PROVIDED DATA:
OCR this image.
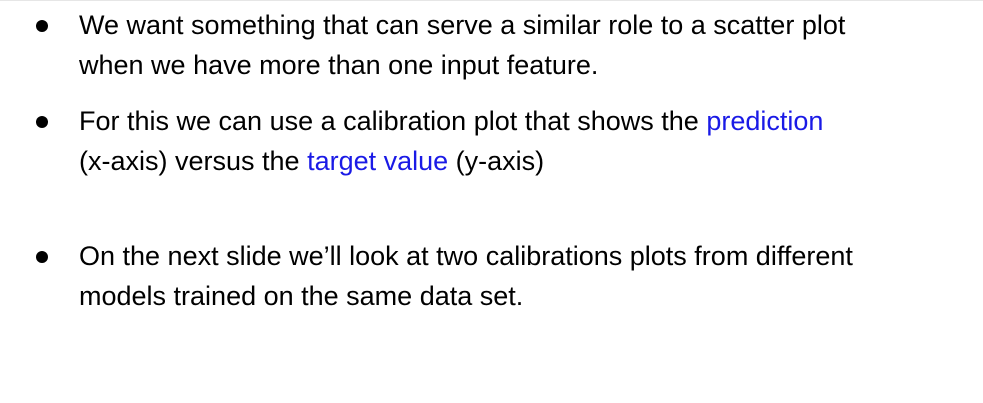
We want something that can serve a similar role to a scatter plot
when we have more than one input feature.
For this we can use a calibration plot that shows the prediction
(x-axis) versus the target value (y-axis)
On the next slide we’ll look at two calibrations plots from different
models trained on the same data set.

PROBLEM DETAILS: Looking at the records above, report how many lines contain the word "that". Answer with the number only.

ANSWER FOR THE TASK: 2